指定タスク 1
レコードのうち文字列「select」を含む行を数え、その数だけを答えてください。大文字と小文字は区別します。

読解テキスト
===============

【0001】
背景技術
本発明は回転およびまたは打撃式駆動装置を有する手持ち工作機械のための工具保持体であって、工具保持体が溝付きシャフトを備えた工具を受容するための手段を有する基体を備えており、該基体が係止機構を装備しており、該係止機構によって工具が基体内でロック可能であり、かつ、工具の係止解除のための操作エレメントが設けられている形式のものに関する。
【0002】
この種の工具保持体は例えばドイツ連邦共和国特許公開第19724532号明細書、または未だ公開されていないドイツ連邦共和国特許第10002749.0号明細書から公知である。この公知の工具保持体では、基体が受容孔を有しており、該受容孔内には対応する工具のシャフトが挿入されて、該受容孔内で係止装置によって固定されることができる。基体の受容孔内にはいわゆる回転連行ウエブが配置されており、該回転連行ウエブは工具の回転連行を保証するために、工具シャフトの端部のところで開いている溝内に係合する。基体に設けられた受容孔内のこの回転連行ウエブは一般的にはブローチ加工またはハンマリングによって製作される。

===============

抽出レコード
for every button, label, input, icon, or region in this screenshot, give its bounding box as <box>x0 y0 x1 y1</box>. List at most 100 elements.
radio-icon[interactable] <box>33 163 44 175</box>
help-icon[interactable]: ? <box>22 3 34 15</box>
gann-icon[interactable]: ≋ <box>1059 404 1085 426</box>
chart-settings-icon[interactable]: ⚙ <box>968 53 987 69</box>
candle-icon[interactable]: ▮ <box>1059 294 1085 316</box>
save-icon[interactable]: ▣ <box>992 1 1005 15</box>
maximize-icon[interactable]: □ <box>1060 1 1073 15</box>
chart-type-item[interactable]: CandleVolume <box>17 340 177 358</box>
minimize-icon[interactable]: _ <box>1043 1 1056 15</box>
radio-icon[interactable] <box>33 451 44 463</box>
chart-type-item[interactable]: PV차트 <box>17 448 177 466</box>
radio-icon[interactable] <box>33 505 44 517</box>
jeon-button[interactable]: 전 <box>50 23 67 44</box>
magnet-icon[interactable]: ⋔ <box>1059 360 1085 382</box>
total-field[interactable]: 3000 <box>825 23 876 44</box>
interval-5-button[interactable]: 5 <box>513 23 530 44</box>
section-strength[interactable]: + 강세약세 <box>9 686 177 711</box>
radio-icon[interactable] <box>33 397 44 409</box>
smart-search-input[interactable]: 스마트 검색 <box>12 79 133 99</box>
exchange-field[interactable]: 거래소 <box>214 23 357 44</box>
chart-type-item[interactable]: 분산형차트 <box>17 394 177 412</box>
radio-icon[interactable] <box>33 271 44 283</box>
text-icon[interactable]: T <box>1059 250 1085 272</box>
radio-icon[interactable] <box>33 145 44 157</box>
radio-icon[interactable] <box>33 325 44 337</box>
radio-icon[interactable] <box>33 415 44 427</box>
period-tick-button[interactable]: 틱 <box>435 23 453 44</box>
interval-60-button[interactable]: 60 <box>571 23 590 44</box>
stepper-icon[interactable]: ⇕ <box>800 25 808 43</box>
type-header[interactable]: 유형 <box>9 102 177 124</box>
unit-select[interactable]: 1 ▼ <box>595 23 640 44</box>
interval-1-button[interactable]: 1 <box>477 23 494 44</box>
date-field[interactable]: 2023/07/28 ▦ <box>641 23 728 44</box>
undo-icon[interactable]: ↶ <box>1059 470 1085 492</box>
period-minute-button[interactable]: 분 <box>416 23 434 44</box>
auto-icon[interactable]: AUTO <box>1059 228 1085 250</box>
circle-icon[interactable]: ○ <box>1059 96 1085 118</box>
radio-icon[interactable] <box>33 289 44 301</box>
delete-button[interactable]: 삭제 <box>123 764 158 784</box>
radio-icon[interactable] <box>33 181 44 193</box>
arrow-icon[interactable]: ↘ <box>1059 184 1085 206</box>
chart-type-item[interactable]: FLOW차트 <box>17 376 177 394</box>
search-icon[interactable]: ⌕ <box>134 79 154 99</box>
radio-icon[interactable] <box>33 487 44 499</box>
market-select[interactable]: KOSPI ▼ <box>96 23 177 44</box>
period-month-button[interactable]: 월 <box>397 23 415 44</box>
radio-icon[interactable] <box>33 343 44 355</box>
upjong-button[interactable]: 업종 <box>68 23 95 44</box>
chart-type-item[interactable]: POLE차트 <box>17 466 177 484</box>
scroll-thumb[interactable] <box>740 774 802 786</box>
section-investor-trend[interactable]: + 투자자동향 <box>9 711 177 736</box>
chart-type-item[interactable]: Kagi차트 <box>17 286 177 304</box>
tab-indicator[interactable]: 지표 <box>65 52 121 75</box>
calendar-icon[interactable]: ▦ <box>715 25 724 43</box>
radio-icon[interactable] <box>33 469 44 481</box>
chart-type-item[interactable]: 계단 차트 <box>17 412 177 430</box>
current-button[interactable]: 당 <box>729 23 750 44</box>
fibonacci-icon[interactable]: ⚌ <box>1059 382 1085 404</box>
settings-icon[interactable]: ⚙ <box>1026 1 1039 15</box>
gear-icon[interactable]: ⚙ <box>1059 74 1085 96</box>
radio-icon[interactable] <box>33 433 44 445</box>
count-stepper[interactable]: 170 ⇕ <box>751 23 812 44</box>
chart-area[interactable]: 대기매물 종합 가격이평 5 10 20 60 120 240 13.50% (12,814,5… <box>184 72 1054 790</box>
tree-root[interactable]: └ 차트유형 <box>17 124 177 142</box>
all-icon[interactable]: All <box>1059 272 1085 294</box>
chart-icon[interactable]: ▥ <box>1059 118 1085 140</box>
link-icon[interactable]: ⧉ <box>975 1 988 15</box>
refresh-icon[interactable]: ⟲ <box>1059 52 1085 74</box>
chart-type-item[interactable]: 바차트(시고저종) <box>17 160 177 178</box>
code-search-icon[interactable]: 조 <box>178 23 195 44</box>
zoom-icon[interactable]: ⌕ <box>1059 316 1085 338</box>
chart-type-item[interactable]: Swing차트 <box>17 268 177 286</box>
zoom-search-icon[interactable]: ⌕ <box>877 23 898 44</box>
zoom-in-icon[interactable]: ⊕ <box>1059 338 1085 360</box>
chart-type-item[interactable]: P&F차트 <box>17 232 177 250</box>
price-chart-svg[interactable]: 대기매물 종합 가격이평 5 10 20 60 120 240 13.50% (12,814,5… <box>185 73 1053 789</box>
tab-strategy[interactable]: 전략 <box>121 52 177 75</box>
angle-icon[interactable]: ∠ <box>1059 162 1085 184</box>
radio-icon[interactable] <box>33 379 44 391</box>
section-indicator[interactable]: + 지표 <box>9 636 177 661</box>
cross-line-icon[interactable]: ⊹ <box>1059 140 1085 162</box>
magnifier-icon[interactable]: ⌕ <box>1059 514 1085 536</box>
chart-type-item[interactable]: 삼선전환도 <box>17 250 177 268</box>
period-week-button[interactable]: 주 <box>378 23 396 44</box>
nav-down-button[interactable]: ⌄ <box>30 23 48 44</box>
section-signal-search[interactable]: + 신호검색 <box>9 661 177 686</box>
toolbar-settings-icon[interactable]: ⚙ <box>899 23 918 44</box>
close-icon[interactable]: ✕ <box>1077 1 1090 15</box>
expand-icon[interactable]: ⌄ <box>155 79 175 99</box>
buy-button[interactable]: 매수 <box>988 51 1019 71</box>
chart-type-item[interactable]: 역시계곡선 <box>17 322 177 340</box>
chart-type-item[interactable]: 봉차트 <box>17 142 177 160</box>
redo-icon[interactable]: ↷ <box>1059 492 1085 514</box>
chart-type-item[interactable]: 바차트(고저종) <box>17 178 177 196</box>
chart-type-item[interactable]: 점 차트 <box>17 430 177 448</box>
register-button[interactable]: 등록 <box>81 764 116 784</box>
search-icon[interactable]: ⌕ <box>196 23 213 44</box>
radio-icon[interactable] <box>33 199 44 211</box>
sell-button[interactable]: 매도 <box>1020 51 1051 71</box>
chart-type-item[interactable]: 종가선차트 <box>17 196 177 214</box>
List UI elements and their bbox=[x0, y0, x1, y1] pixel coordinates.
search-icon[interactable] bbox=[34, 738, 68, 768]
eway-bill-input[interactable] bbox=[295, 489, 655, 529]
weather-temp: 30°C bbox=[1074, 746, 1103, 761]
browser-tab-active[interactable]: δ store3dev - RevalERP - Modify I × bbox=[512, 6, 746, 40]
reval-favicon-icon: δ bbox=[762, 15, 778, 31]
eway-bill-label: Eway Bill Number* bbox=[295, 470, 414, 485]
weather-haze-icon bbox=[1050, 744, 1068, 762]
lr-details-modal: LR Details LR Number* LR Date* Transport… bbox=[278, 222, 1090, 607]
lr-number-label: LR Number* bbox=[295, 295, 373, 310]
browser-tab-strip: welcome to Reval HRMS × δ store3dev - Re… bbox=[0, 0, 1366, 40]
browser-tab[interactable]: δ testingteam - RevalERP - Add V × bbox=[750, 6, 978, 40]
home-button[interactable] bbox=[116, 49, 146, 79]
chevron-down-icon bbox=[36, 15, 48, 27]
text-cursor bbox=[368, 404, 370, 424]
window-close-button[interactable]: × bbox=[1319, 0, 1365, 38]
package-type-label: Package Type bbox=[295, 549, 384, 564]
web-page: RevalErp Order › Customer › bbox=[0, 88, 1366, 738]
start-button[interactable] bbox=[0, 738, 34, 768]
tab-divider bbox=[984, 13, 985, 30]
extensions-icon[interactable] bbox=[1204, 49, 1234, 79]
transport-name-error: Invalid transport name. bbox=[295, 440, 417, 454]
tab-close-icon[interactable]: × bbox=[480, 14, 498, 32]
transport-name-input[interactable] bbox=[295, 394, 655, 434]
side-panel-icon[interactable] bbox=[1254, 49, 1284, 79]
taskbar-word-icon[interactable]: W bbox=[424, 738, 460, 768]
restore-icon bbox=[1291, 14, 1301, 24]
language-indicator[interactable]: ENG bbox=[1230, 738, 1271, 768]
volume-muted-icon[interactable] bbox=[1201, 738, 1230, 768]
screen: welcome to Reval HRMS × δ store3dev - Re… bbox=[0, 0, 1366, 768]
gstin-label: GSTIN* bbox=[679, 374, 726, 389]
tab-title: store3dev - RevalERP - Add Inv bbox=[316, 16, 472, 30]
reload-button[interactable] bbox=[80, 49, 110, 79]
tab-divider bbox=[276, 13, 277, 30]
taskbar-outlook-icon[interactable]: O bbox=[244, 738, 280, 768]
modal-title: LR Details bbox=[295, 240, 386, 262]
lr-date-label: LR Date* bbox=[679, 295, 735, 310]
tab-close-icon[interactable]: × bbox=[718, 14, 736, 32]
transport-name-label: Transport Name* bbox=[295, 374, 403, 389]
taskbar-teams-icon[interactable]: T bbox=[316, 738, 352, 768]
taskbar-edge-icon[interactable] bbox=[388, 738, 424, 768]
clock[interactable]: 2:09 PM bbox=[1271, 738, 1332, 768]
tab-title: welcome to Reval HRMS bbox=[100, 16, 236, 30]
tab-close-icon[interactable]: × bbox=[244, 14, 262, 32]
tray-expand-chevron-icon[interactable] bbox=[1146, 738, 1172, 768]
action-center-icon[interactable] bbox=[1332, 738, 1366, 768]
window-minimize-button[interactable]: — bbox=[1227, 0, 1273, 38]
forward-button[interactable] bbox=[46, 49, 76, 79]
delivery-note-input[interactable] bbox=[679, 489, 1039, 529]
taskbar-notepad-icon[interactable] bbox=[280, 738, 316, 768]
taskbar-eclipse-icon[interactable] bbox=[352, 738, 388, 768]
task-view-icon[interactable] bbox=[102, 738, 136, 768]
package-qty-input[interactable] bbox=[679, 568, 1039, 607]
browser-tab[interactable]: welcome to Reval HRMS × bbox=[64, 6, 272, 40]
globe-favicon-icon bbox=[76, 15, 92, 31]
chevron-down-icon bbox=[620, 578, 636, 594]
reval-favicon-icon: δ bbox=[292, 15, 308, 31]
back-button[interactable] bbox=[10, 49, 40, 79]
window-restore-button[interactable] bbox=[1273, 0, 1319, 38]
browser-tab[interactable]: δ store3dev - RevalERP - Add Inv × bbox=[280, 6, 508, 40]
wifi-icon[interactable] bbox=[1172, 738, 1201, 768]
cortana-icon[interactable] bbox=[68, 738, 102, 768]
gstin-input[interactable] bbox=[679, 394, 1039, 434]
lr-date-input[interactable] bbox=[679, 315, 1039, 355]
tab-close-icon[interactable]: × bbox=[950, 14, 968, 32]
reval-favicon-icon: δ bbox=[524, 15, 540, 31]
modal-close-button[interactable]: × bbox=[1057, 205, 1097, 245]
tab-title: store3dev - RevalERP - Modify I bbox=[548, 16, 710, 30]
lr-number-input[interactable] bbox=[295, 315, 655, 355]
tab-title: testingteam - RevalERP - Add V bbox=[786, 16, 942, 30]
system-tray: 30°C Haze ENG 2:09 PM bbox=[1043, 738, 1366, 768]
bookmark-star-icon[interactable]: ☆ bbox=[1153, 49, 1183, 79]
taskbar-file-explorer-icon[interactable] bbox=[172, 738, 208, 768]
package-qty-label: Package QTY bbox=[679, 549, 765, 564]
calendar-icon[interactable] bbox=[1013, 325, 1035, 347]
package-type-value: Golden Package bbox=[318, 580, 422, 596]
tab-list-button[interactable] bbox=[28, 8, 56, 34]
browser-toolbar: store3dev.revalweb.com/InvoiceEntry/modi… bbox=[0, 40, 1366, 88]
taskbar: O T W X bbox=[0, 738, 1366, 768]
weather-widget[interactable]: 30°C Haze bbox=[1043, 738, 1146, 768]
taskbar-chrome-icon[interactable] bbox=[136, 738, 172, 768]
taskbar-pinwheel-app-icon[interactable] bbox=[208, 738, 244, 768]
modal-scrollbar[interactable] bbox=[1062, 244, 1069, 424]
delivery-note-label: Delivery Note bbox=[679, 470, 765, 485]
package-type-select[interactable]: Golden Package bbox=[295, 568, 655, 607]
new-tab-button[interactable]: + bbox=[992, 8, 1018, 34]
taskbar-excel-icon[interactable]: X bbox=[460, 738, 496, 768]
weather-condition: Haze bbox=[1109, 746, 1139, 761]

===============

指定タスク 2
工具保持体に関する読解テキストについて、次の問いに答えてください。
(a) 工具保持体は、どのような駆動装置を有する手持ち工作機械のためのものか。
(b) 回転連行ウエブは、工具シャフトのどこに係合するか。
(c) 受容孔内の回転連行ウエブは、一般的にどのような方法で製作されるか。

タスク結果 1
3

タスク結果 2
(a) 回転およびまたは打撃式駆動装置
(b) 工具シャフトの端部のところで開いている溝内
(c) ブローチ加工またはハンマリング